List each line of the data in which the string "mule" appears.
— begin —
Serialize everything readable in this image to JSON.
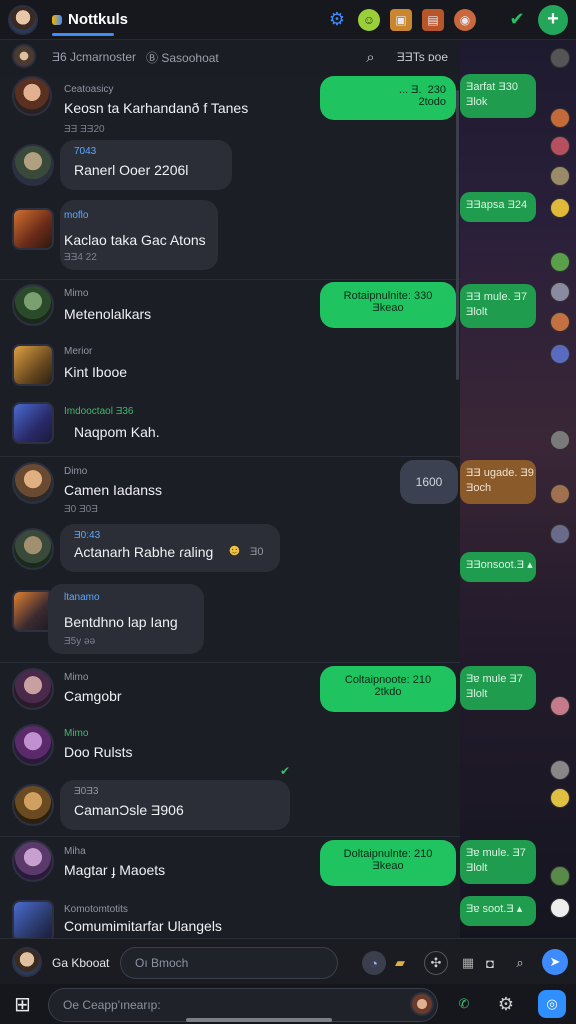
{
  "topbar": {
    "title": "Nottkuls",
    "icons": [
      "gear-icon",
      "smiley-icon",
      "game-icon",
      "store-icon",
      "profile-icon",
      "check-icon"
    ],
    "fab_label": "+"
  },
  "subbar": {
    "item1": "Ǝ6 Jcmarnoster",
    "item2": "Ⓑ Sasoohoat",
    "search_icon": "⌕",
    "right_label": "ƎƎTs ᴅoe"
  },
  "chats": [
    {
      "meta": "Ceatoasicy",
      "text": "Keosn ta Karhandanð f Tanes",
      "time": "ƎƎ ƎƎ20",
      "out": "... Ǝ.  230\n2todo"
    },
    {
      "meta": "7043",
      "text": "Ranerl Ooer 2206l",
      "time": ""
    },
    {
      "meta": "moflo",
      "text": "Kaclao taka Gac Atons",
      "time": "ƎƎ4 22"
    },
    {
      "meta": "Mimo",
      "text": "Metenolalkars",
      "time": "",
      "out": "Rotaipnulnite: 330\nƎkeao"
    },
    {
      "meta": "Merior",
      "text": "Kint Ibooe",
      "time": ""
    },
    {
      "meta": "Imdooctaol Ǝ36",
      "text": "Naqpom Kah.",
      "time": ""
    },
    {
      "meta": "Dimo",
      "text": "Camen Iadanss",
      "time": "Ǝ0 Ǝ0Ǝ",
      "out_grey": "1600"
    },
    {
      "meta": "Ǝ0:43",
      "text": "Actanarh Rabhe ɾaling",
      "time": "",
      "emoji_trail": "Ǝ0"
    },
    {
      "meta": "Ɩtanamo",
      "text": "Bentdhno lap Iang",
      "time": "Ǝ5y ǝǝ"
    },
    {
      "meta": "Mimo",
      "text": "Camgobr",
      "time": "",
      "out": "Coltaipnoote: 210\n2tkdo"
    },
    {
      "meta": "Mimo",
      "text": "Doo Rulsts",
      "time": ""
    },
    {
      "meta": "Ǝ0Ǝ3",
      "text": "CamanƆsle Ǝ906",
      "time": ""
    },
    {
      "meta": "Miha",
      "text": "Magtar ɟ Maoets",
      "time": "",
      "out": "Doltaipnulnte: 210\nƎkeao"
    },
    {
      "meta": "Komotomtotits",
      "text": "Comumimitarfar Ulangels",
      "time": ""
    }
  ],
  "right_panel": {
    "bubbles": [
      "Ǝarfat Ǝ30\nƎlok",
      "ƎƎapsa Ǝ24",
      "ƎƎ mule. Ǝ7\nƎlolt",
      "ƎƎ ugade. Ǝ9\nƎoch",
      "ƎƎonsoot.Ǝ ▴",
      "Ǝɐ mule Ǝ7\nƎlolt",
      "Ǝɐ mule. Ǝ7\nƎlolt",
      "Ǝɐ soot.Ǝ ▴"
    ]
  },
  "compose": {
    "user_label": "Ga Kbooat",
    "search_placeholder": "Oı Bmoch",
    "message_placeholder": "Oe Ceapp'ınearıp:"
  },
  "colors": {
    "accent": "#3d8bff",
    "green": "#1fc35f",
    "bg": "#1c1e25"
  }
}
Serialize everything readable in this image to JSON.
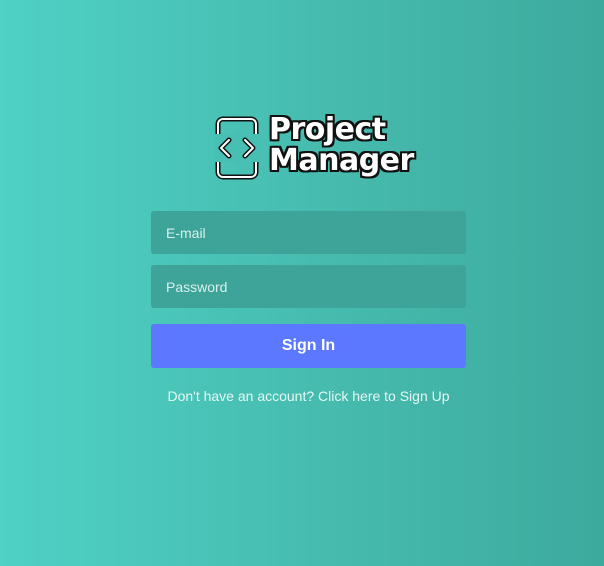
— end —
### Worked answer
      "ƎƎ mule. Ǝ7\nƎlolt",
      "Ǝɐ mule Ǝ7\nƎlolt",
      "Ǝɐ mule. Ǝ7\nƎlolt",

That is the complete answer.